▶ **DESCRIPTION OF THE TASK**
Print all of the data exactly.

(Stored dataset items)

— BEGIN —

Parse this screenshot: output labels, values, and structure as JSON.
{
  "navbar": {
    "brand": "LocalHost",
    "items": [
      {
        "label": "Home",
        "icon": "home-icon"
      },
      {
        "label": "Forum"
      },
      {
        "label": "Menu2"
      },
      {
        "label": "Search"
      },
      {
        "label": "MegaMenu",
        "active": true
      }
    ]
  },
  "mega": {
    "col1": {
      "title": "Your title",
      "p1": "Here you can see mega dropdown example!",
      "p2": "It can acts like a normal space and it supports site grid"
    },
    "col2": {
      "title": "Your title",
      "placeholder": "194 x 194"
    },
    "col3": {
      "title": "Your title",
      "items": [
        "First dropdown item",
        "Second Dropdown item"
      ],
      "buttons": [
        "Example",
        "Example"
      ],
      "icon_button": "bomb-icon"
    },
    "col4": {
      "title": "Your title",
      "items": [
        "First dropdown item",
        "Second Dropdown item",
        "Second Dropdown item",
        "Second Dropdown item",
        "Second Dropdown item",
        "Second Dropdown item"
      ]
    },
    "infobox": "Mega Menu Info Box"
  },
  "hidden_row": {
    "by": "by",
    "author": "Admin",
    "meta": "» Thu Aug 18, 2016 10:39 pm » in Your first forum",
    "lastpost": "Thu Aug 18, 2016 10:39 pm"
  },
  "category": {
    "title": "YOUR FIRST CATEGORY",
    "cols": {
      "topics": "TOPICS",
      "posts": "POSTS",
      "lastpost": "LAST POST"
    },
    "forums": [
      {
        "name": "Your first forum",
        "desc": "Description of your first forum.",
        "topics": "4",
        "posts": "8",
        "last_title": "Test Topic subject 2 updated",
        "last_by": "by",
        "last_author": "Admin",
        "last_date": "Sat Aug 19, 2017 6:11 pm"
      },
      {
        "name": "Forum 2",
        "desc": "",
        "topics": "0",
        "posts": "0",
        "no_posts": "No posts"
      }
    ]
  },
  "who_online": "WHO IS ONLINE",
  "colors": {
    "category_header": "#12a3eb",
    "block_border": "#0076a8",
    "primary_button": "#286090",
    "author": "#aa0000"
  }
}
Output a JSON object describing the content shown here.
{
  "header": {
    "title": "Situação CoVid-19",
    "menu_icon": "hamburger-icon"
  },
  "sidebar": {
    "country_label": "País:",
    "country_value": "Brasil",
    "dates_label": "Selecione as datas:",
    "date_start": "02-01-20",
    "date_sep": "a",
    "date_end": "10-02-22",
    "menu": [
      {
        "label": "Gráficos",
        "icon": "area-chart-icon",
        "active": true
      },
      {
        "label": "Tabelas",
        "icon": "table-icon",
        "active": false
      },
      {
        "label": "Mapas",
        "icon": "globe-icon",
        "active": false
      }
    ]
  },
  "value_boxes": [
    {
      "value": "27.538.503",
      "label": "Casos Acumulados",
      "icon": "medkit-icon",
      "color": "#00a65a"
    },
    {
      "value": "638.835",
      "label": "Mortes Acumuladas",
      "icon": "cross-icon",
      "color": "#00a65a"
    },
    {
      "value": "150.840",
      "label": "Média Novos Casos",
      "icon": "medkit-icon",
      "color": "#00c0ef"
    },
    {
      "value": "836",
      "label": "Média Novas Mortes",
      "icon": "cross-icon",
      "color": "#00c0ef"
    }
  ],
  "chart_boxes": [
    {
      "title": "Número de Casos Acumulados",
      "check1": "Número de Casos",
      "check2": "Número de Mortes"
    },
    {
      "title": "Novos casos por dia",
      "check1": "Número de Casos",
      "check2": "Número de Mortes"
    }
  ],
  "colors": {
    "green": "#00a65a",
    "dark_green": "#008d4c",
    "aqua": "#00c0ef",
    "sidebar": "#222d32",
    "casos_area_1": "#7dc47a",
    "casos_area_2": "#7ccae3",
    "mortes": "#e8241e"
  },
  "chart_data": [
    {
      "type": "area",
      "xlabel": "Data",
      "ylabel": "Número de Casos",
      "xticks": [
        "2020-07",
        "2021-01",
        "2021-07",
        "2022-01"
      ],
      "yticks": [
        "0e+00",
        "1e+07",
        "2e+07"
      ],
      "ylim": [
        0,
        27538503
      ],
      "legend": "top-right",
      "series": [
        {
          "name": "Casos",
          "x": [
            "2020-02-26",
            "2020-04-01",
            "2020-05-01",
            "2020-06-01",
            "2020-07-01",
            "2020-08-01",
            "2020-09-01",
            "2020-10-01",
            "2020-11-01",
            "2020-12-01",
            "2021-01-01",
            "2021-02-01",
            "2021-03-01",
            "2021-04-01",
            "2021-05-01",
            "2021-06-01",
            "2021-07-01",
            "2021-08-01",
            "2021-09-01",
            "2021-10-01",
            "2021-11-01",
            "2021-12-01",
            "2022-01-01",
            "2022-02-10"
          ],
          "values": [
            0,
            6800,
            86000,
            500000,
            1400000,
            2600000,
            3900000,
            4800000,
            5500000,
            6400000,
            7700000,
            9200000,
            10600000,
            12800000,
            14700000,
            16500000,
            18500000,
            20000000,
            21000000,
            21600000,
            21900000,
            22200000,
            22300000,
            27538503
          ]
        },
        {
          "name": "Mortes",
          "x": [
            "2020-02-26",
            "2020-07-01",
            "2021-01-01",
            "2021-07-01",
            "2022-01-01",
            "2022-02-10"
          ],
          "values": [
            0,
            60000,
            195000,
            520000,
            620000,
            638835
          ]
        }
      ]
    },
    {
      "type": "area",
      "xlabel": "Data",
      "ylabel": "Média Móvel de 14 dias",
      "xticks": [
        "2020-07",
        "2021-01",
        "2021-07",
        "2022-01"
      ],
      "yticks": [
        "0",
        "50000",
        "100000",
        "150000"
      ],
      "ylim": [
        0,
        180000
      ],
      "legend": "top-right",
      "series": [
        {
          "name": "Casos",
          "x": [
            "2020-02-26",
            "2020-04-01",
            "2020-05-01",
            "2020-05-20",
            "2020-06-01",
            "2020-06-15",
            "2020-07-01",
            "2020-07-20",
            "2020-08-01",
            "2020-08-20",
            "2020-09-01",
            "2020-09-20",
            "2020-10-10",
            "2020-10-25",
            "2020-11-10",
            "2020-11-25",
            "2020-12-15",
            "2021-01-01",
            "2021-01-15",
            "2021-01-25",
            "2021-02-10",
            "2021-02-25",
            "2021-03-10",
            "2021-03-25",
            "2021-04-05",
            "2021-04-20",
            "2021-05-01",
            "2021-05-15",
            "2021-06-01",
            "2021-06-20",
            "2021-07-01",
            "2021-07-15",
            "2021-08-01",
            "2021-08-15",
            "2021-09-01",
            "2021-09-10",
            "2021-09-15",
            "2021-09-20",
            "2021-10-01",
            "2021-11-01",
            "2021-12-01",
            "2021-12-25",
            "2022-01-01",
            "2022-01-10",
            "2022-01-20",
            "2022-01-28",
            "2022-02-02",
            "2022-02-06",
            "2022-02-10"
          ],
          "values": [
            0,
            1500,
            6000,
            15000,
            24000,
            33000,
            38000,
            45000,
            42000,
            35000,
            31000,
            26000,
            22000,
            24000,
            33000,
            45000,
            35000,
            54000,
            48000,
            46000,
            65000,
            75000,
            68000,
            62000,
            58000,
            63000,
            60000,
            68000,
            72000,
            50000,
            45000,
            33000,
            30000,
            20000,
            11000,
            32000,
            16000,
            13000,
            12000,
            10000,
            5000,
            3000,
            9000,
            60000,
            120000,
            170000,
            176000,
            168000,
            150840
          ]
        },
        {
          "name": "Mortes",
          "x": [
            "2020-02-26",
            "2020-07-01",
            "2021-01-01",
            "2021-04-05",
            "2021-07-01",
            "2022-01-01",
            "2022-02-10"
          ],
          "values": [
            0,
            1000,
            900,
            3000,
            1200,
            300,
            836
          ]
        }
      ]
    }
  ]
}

— END —

▶ **FULL OUTPUT**
Parse this screenshot: output labels, values, and structure as JSON.
{
  "navbar": {
    "brand": "LocalHost",
    "items": [
      {
        "label": "Home",
        "icon": "home-icon"
      },
      {
        "label": "Forum"
      },
      {
        "label": "Menu2"
      },
      {
        "label": "Search"
      },
      {
        "label": "MegaMenu",
        "active": true
      }
    ]
  },
  "mega": {
    "col1": {
      "title": "Your title",
      "p1": "Here you can see mega dropdown example!",
      "p2": "It can acts like a normal space and it supports site grid"
    },
    "col2": {
      "title": "Your title",
      "placeholder": "194 x 194"
    },
    "col3": {
      "title": "Your title",
      "items": [
        "First dropdown item",
        "Second Dropdown item"
      ],
      "buttons": [
        "Example",
        "Example"
      ],
      "icon_button": "bomb-icon"
    },
    "col4": {
      "title": "Your title",
      "items": [
        "First dropdown item",
        "Second Dropdown item",
        "Second Dropdown item",
        "Second Dropdown item",
        "Second Dropdown item",
        "Second Dropdown item"
      ]
    },
    "infobox": "Mega Menu Info Box"
  },
  "hidden_row": {
    "by": "by",
    "author": "Admin",
    "meta": "» Thu Aug 18, 2016 10:39 pm » in Your first forum",
    "lastpost": "Thu Aug 18, 2016 10:39 pm"
  },
  "category": {
    "title": "YOUR FIRST CATEGORY",
    "cols": {
      "topics": "TOPICS",
      "posts": "POSTS",
      "lastpost": "LAST POST"
    },
    "forums": [
      {
        "name": "Your first forum",
        "desc": "Description of your first forum.",
        "topics": "4",
        "posts": "8",
        "last_title": "Test Topic subject 2 updated",
        "last_by": "by",
        "last_author": "Admin",
        "last_date": "Sat Aug 19, 2017 6:11 pm"
      },
      {
        "name": "Forum 2",
        "desc": "",
        "topics": "0",
        "posts": "0",
        "no_posts": "No posts"
      }
    ]
  },
  "who_online": "WHO IS ONLINE",
  "colors": {
    "category_header": "#12a3eb",
    "block_border": "#0076a8",
    "primary_button": "#286090",
    "author": "#aa0000"
  }
}
Output a JSON object describing the content shown here.
{
  "header": {
    "title": "Situação CoVid-19",
    "menu_icon": "hamburger-icon"
  },
  "sidebar": {
    "country_label": "País:",
    "country_value": "Brasil",
    "dates_label": "Selecione as datas:",
    "date_start": "02-01-20",
    "date_sep": "a",
    "date_end": "10-02-22",
    "menu": [
      {
        "label": "Gráficos",
        "icon": "area-chart-icon",
        "active": true
      },
      {
        "label": "Tabelas",
        "icon": "table-icon",
        "active": false
      },
      {
        "label": "Mapas",
        "icon": "globe-icon",
        "active": false
      }
    ]
  },
  "value_boxes": [
    {
      "value": "27.538.503",
      "label": "Casos Acumulados",
      "icon": "medkit-icon",
      "color": "#00a65a"
    },
    {
      "value": "638.835",
      "label": "Mortes Acumuladas",
      "icon": "cross-icon",
      "color": "#00a65a"
    },
    {
      "value": "150.840",
      "label": "Média Novos Casos",
      "icon": "medkit-icon",
      "color": "#00c0ef"
    },
    {
      "value": "836",
      "label": "Média Novas Mortes",
      "icon": "cross-icon",
      "color": "#00c0ef"
    }
  ],
  "chart_boxes": [
    {
      "title": "Número de Casos Acumulados",
      "check1": "Número de Casos",
      "check2": "Número de Mortes"
    },
    {
      "title": "Novos casos por dia",
      "check1": "Número de Casos",
      "check2": "Número de Mortes"
    }
  ],
  "colors": {
    "green": "#00a65a",
    "dark_green": "#008d4c",
    "aqua": "#00c0ef",
    "sidebar": "#222d32",
    "casos_area_1": "#7dc47a",
    "casos_area_2": "#7ccae3",
    "mortes": "#e8241e"
  },
  "chart_data": [
    {
      "type": "area",
      "xlabel": "Data",
      "ylabel": "Número de Casos",
      "xticks": [
        "2020-07",
        "2021-01",
        "2021-07",
        "2022-01"
      ],
      "yticks": [
        "0e+00",
        "1e+07",
        "2e+07"
      ],
      "ylim": [
        0,
        27538503
      ],
      "legend": "top-right",
      "series": [
        {
          "name": "Casos",
          "x": [
            "2020-02-26",
            "2020-04-01",
            "2020-05-01",
            "2020-06-01",
            "2020-07-01",
            "2020-08-01",
            "2020-09-01",
            "2020-10-01",
            "2020-11-01",
            "2020-12-01",
            "2021-01-01",
            "2021-02-01",
            "2021-03-01",
            "2021-04-01",
            "2021-05-01",
            "2021-06-01",
            "2021-07-01",
            "2021-08-01",
            "2021-09-01",
            "2021-10-01",
            "2021-11-01",
            "2021-12-01",
            "2022-01-01",
            "2022-02-10"
          ],
          "values": [
            0,
            6800,
            86000,
            500000,
            1400000,
            2600000,
            3900000,
            4800000,
            5500000,
            6400000,
            7700000,
            9200000,
            10600000,
            12800000,
            14700000,
            16500000,
            18500000,
            20000000,
            21000000,
            21600000,
            21900000,
            22200000,
            22300000,
            27538503
          ]
        },
        {
          "name": "Mortes",
          "x": [
            "2020-02-26",
            "2020-07-01",
            "2021-01-01",
            "2021-07-01",
            "2022-01-01",
            "2022-02-10"
          ],
          "values": [
            0,
            60000,
            195000,
            520000,
            620000,
            638835
          ]
        }
      ]
    },
    {
      "type": "area",
      "xlabel": "Data",
      "ylabel": "Média Móvel de 14 dias",
      "xticks": [
        "2020-07",
        "2021-01",
        "2021-07",
        "2022-01"
      ],
      "yticks": [
        "0",
        "50000",
        "100000",
        "150000"
      ],
      "ylim": [
        0,
        180000
      ],
      "legend": "top-right",
      "series": [
        {
          "name": "Casos",
          "x": [
            "2020-02-26",
            "2020-04-01",
            "2020-05-01",
            "2020-05-20",
            "2020-06-01",
            "2020-06-15",
            "2020-07-01",
            "2020-07-20",
            "2020-08-01",
            "2020-08-20",
            "2020-09-01",
            "2020-09-20",
            "2020-10-10",
            "2020-10-25",
            "2020-11-10",
            "2020-11-25",
            "2020-12-15",
            "2021-01-01",
            "2021-01-15",
            "2021-01-25",
            "2021-02-10",
            "2021-02-25",
            "2021-03-10",
            "2021-03-25",
            "2021-04-05",
            "2021-04-20",
            "2021-05-01",
            "2021-05-15",
            "2021-06-01",
            "2021-06-20",
            "2021-07-01",
            "2021-07-15",
            "2021-08-01",
            "2021-08-15",
            "2021-09-01",
            "2021-09-10",
            "2021-09-15",
            "2021-09-20",
            "2021-10-01",
            "2021-11-01",
            "2021-12-01",
            "2021-12-25",
            "2022-01-01",
            "2022-01-10",
            "2022-01-20",
            "2022-01-28",
            "2022-02-02",
            "2022-02-06",
            "2022-02-10"
          ],
          "values": [
            0,
            1500,
            6000,
            15000,
            24000,
            33000,
            38000,
            45000,
            42000,
            35000,
            31000,
            26000,
            22000,
            24000,
            33000,
            45000,
            35000,
            54000,
            48000,
            46000,
            65000,
            75000,
            68000,
            62000,
            58000,
            63000,
            60000,
            68000,
            72000,
            50000,
            45000,
            33000,
            30000,
            20000,
            11000,
            32000,
            16000,
            13000,
            12000,
            10000,
            5000,
            3000,
            9000,
            60000,
            120000,
            170000,
            176000,
            168000,
            150840
          ]
        },
        {
          "name": "Mortes",
          "x": [
            "2020-02-26",
            "2020-07-01",
            "2021-01-01",
            "2021-04-05",
            "2021-07-01",
            "2022-01-01",
            "2022-02-10"
          ],
          "values": [
            0,
            1000,
            900,
            3000,
            1200,
            300,
            836
          ]
        }
      ]
    }
  ]
}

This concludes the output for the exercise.